### Short exercise:
Check each line of the material below for the string "行政事业单位养老支出", then report how many lines have it, and nothing else.

☆ ☆ ☆ ☆ ☆

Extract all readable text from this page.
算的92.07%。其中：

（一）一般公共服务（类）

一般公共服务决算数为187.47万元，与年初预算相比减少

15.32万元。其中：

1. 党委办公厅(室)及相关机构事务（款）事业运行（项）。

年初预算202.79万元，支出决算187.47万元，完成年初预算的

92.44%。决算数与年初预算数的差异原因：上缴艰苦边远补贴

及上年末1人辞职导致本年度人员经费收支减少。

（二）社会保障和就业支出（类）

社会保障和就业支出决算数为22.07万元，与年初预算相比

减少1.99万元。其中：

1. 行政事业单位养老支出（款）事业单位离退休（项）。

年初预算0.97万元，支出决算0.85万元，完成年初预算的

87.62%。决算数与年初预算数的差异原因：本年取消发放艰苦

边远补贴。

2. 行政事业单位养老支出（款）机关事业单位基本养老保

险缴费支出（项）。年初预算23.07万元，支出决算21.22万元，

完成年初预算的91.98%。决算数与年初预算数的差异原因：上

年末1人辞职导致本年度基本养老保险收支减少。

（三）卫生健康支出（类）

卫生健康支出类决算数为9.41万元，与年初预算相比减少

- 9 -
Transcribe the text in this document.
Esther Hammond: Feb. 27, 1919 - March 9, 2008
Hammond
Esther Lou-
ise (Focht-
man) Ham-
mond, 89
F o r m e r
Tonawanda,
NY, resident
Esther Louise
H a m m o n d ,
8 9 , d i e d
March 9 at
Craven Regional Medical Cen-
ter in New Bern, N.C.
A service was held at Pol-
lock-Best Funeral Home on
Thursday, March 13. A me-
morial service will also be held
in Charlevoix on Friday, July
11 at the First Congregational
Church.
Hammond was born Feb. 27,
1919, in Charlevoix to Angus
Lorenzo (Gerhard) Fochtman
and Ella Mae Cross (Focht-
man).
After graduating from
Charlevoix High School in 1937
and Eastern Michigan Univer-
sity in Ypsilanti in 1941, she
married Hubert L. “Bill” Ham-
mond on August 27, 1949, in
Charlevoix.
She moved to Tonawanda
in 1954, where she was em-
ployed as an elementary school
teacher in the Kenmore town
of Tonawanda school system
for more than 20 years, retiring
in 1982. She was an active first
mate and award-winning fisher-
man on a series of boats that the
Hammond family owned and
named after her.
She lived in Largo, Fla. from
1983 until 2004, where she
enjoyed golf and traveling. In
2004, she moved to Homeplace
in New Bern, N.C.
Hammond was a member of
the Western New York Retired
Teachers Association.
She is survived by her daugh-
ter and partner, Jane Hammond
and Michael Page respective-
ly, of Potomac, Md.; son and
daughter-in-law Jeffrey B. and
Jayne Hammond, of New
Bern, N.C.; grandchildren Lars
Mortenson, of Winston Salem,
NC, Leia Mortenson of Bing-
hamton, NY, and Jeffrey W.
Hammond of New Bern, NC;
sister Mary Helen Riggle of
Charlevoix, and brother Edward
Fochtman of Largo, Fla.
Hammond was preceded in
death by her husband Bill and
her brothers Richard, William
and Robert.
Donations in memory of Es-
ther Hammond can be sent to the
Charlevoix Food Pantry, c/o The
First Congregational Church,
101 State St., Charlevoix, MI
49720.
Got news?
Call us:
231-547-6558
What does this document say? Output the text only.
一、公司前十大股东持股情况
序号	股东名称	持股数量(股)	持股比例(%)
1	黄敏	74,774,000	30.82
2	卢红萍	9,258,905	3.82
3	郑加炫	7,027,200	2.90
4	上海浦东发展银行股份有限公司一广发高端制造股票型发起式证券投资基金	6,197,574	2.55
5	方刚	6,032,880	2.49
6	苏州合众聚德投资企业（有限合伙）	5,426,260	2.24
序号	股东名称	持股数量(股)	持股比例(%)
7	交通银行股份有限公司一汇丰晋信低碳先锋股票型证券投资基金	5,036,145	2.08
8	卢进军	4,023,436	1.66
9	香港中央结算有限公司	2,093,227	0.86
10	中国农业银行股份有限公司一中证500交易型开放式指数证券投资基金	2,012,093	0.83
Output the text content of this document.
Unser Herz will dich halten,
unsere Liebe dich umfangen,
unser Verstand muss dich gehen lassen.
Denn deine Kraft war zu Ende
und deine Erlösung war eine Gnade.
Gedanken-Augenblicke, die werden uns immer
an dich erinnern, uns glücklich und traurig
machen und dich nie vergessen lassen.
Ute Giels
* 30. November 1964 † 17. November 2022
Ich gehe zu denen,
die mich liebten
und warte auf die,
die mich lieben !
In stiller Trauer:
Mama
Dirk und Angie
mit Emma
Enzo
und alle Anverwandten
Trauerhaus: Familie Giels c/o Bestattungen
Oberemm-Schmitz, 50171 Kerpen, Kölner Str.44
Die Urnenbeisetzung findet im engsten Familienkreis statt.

☆ ☆ ☆ ☆ ☆

### Written answer:
2